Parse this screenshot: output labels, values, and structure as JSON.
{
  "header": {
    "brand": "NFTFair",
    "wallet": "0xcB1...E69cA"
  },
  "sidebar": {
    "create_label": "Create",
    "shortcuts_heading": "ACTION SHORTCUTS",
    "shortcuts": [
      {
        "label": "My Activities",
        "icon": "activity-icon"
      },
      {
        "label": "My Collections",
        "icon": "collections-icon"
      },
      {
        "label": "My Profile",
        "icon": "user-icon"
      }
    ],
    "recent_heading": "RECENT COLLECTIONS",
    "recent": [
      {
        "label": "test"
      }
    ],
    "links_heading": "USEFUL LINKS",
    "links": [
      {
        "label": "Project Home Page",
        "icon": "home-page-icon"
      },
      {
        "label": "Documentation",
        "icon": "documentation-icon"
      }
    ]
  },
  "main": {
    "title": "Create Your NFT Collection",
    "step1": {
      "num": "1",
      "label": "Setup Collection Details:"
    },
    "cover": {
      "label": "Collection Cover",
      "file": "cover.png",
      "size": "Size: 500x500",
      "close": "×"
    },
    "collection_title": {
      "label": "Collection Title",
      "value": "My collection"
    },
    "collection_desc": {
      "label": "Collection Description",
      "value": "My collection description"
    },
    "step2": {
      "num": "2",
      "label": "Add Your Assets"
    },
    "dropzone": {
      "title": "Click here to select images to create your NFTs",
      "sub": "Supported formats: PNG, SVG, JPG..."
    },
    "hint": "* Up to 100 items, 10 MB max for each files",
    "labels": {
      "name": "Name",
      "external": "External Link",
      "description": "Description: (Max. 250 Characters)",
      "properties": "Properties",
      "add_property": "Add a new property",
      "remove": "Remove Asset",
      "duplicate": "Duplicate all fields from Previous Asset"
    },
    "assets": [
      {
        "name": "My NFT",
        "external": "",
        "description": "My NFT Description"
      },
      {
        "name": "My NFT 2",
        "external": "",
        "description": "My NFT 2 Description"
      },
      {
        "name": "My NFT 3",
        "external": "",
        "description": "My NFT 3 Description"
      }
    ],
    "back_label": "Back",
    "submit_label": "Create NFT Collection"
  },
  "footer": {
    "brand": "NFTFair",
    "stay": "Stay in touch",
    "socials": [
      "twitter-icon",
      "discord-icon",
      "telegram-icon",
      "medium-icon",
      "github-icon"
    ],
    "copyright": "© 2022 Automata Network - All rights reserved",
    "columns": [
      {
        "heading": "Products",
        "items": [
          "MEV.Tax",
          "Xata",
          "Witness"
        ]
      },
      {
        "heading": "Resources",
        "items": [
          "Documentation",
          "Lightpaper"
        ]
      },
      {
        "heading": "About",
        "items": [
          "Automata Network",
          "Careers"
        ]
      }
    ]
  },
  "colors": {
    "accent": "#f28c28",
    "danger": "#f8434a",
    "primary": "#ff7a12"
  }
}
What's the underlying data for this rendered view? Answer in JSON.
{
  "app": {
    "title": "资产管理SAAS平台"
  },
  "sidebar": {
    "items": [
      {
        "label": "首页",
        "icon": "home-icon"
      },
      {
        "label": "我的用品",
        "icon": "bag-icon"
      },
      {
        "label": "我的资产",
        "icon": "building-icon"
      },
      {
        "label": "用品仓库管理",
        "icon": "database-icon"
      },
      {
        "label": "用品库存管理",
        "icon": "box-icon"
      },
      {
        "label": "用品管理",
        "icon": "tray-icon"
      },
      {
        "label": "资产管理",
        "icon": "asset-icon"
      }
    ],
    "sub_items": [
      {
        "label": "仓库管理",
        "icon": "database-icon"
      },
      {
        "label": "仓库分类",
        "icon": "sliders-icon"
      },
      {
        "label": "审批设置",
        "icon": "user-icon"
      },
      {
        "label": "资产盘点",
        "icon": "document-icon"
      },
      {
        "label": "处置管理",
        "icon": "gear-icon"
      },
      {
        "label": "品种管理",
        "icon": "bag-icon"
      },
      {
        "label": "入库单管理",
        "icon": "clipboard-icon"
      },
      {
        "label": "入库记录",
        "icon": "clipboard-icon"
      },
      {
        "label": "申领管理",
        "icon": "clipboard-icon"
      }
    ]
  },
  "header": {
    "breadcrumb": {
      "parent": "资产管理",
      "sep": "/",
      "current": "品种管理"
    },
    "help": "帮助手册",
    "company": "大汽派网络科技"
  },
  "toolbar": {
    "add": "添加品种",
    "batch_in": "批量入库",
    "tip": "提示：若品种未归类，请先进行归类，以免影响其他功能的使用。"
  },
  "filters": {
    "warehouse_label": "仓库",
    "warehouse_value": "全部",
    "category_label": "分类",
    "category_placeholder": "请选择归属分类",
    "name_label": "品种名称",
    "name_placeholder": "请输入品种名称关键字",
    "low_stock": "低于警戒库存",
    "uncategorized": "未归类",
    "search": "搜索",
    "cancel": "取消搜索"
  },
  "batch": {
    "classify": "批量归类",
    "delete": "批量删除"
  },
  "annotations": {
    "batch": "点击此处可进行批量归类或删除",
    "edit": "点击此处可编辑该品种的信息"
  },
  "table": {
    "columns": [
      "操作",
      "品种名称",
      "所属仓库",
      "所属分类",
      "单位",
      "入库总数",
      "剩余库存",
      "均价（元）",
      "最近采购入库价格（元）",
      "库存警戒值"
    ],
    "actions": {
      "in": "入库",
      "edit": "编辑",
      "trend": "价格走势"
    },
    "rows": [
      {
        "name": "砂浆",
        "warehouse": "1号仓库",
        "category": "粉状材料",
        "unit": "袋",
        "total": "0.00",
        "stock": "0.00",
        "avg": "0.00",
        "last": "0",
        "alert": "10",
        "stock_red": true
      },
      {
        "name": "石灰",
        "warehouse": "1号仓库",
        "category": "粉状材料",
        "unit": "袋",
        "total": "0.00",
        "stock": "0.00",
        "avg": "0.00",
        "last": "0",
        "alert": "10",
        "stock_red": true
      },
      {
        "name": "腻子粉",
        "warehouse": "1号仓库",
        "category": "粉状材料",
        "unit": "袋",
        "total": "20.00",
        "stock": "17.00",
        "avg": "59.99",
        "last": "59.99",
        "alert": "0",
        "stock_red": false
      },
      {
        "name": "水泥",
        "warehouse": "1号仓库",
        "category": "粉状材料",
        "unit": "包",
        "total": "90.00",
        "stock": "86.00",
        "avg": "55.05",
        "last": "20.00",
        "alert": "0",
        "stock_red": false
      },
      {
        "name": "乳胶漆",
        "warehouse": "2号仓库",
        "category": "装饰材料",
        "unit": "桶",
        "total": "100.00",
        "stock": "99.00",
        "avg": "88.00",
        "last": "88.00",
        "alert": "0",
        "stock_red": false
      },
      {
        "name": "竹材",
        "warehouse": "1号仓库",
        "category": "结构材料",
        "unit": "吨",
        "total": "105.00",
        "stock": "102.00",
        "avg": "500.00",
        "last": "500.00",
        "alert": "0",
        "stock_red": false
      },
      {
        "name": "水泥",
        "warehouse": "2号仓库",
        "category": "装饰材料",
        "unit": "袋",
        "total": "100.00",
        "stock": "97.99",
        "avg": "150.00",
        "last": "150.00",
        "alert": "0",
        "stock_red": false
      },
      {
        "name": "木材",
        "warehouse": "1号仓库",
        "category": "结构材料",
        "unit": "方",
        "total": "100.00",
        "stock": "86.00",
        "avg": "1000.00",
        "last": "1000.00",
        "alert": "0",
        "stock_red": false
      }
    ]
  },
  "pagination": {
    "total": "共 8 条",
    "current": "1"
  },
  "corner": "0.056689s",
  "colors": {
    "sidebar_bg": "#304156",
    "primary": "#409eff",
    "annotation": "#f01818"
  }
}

- **What the task asks**
Restate each entry exactly, skipping none.

- **Exercise answer**
Parse this screenshot: output labels, values, and structure as JSON.
{
  "header": {
    "brand": "NFTFair",
    "wallet": "0xcB1...E69cA"
  },
  "sidebar": {
    "create_label": "Create",
    "shortcuts_heading": "ACTION SHORTCUTS",
    "shortcuts": [
      {
        "label": "My Activities",
        "icon": "activity-icon"
      },
      {
        "label": "My Collections",
        "icon": "collections-icon"
      },
      {
        "label": "My Profile",
        "icon": "user-icon"
      }
    ],
    "recent_heading": "RECENT COLLECTIONS",
    "recent": [
      {
        "label": "test"
      }
    ],
    "links_heading": "USEFUL LINKS",
    "links": [
      {
        "label": "Project Home Page",
        "icon": "home-page-icon"
      },
      {
        "label": "Documentation",
        "icon": "documentation-icon"
      }
    ]
  },
  "main": {
    "title": "Create Your NFT Collection",
    "step1": {
      "num": "1",
      "label": "Setup Collection Details:"
    },
    "cover": {
      "label": "Collection Cover",
      "file": "cover.png",
      "size": "Size: 500x500",
      "close": "×"
    },
    "collection_title": {
      "label": "Collection Title",
      "value": "My collection"
    },
    "collection_desc": {
      "label": "Collection Description",
      "value": "My collection description"
    },
    "step2": {
      "num": "2",
      "label": "Add Your Assets"
    },
    "dropzone": {
      "title": "Click here to select images to create your NFTs",
      "sub": "Supported formats: PNG, SVG, JPG..."
    },
    "hint": "* Up to 100 items, 10 MB max for each files",
    "labels": {
      "name": "Name",
      "external": "External Link",
      "description": "Description: (Max. 250 Characters)",
      "properties": "Properties",
      "add_property": "Add a new property",
      "remove": "Remove Asset",
      "duplicate": "Duplicate all fields from Previous Asset"
    },
    "assets": [
      {
        "name": "My NFT",
        "external": "",
        "description": "My NFT Description"
      },
      {
        "name": "My NFT 2",
        "external": "",
        "description": "My NFT 2 Description"
      },
      {
        "name": "My NFT 3",
        "external": "",
        "description": "My NFT 3 Description"
      }
    ],
    "back_label": "Back",
    "submit_label": "Create NFT Collection"
  },
  "footer": {
    "brand": "NFTFair",
    "stay": "Stay in touch",
    "socials": [
      "twitter-icon",
      "discord-icon",
      "telegram-icon",
      "medium-icon",
      "github-icon"
    ],
    "copyright": "© 2022 Automata Network - All rights reserved",
    "columns": [
      {
        "heading": "Products",
        "items": [
          "MEV.Tax",
          "Xata",
          "Witness"
        ]
      },
      {
        "heading": "Resources",
        "items": [
          "Documentation",
          "Lightpaper"
        ]
      },
      {
        "heading": "About",
        "items": [
          "Automata Network",
          "Careers"
        ]
      }
    ]
  },
  "colors": {
    "accent": "#f28c28",
    "danger": "#f8434a",
    "primary": "#ff7a12"
  }
}
What's the underlying data for this rendered view? Answer in JSON.
{
  "app": {
    "title": "资产管理SAAS平台"
  },
  "sidebar": {
    "items": [
      {
        "label": "首页",
        "icon": "home-icon"
      },
      {
        "label": "我的用品",
        "icon": "bag-icon"
      },
      {
        "label": "我的资产",
        "icon": "building-icon"
      },
      {
        "label": "用品仓库管理",
        "icon": "database-icon"
      },
      {
        "label": "用品库存管理",
        "icon": "box-icon"
      },
      {
        "label": "用品管理",
        "icon": "tray-icon"
      },
      {
        "label": "资产管理",
        "icon": "asset-icon"
      }
    ],
    "sub_items": [
      {
        "label": "仓库管理",
        "icon": "database-icon"
      },
      {
        "label": "仓库分类",
        "icon": "sliders-icon"
      },
      {
        "label": "审批设置",
        "icon": "user-icon"
      },
      {
        "label": "资产盘点",
        "icon": "document-icon"
      },
      {
        "label": "处置管理",
        "icon": "gear-icon"
      },
      {
        "label": "品种管理",
        "icon": "bag-icon"
      },
      {
        "label": "入库单管理",
        "icon": "clipboard-icon"
      },
      {
        "label": "入库记录",
        "icon": "clipboard-icon"
      },
      {
        "label": "申领管理",
        "icon": "clipboard-icon"
      }
    ]
  },
  "header": {
    "breadcrumb": {
      "parent": "资产管理",
      "sep": "/",
      "current": "品种管理"
    },
    "help": "帮助手册",
    "company": "大汽派网络科技"
  },
  "toolbar": {
    "add": "添加品种",
    "batch_in": "批量入库",
    "tip": "提示：若品种未归类，请先进行归类，以免影响其他功能的使用。"
  },
  "filters": {
    "warehouse_label": "仓库",
    "warehouse_value": "全部",
    "category_label": "分类",
    "category_placeholder": "请选择归属分类",
    "name_label": "品种名称",
    "name_placeholder": "请输入品种名称关键字",
    "low_stock": "低于警戒库存",
    "uncategorized": "未归类",
    "search": "搜索",
    "cancel": "取消搜索"
  },
  "batch": {
    "classify": "批量归类",
    "delete": "批量删除"
  },
  "annotations": {
    "batch": "点击此处可进行批量归类或删除",
    "edit": "点击此处可编辑该品种的信息"
  },
  "table": {
    "columns": [
      "操作",
      "品种名称",
      "所属仓库",
      "所属分类",
      "单位",
      "入库总数",
      "剩余库存",
      "均价（元）",
      "最近采购入库价格（元）",
      "库存警戒值"
    ],
    "actions": {
      "in": "入库",
      "edit": "编辑",
      "trend": "价格走势"
    },
    "rows": [
      {
        "name": "砂浆",
        "warehouse": "1号仓库",
        "category": "粉状材料",
        "unit": "袋",
        "total": "0.00",
        "stock": "0.00",
        "avg": "0.00",
        "last": "0",
        "alert": "10",
        "stock_red": true
      },
      {
        "name": "石灰",
        "warehouse": "1号仓库",
        "category": "粉状材料",
        "unit": "袋",
        "total": "0.00",
        "stock": "0.00",
        "avg": "0.00",
        "last": "0",
        "alert": "10",
        "stock_red": true
      },
      {
        "name": "腻子粉",
        "warehouse": "1号仓库",
        "category": "粉状材料",
        "unit": "袋",
        "total": "20.00",
        "stock": "17.00",
        "avg": "59.99",
        "last": "59.99",
        "alert": "0",
        "stock_red": false
      },
      {
        "name": "水泥",
        "warehouse": "1号仓库",
        "category": "粉状材料",
        "unit": "包",
        "total": "90.00",
        "stock": "86.00",
        "avg": "55.05",
        "last": "20.00",
        "alert": "0",
        "stock_red": false
      },
      {
        "name": "乳胶漆",
        "warehouse": "2号仓库",
        "category": "装饰材料",
        "unit": "桶",
        "total": "100.00",
        "stock": "99.00",
        "avg": "88.00",
        "last": "88.00",
        "alert": "0",
        "stock_red": false
      },
      {
        "name": "竹材",
        "warehouse": "1号仓库",
        "category": "结构材料",
        "unit": "吨",
        "total": "105.00",
        "stock": "102.00",
        "avg": "500.00",
        "last": "500.00",
        "alert": "0",
        "stock_red": false
      },
      {
        "name": "水泥",
        "warehouse": "2号仓库",
        "category": "装饰材料",
        "unit": "袋",
        "total": "100.00",
        "stock": "97.99",
        "avg": "150.00",
        "last": "150.00",
        "alert": "0",
        "stock_red": false
      },
      {
        "name": "木材",
        "warehouse": "1号仓库",
        "category": "结构材料",
        "unit": "方",
        "total": "100.00",
        "stock": "86.00",
        "avg": "1000.00",
        "last": "1000.00",
        "alert": "0",
        "stock_red": false
      }
    ]
  },
  "pagination": {
    "total": "共 8 条",
    "current": "1"
  },
  "corner": "0.056689s",
  "colors": {
    "sidebar_bg": "#304156",
    "primary": "#409eff",
    "annotation": "#f01818"
  }
}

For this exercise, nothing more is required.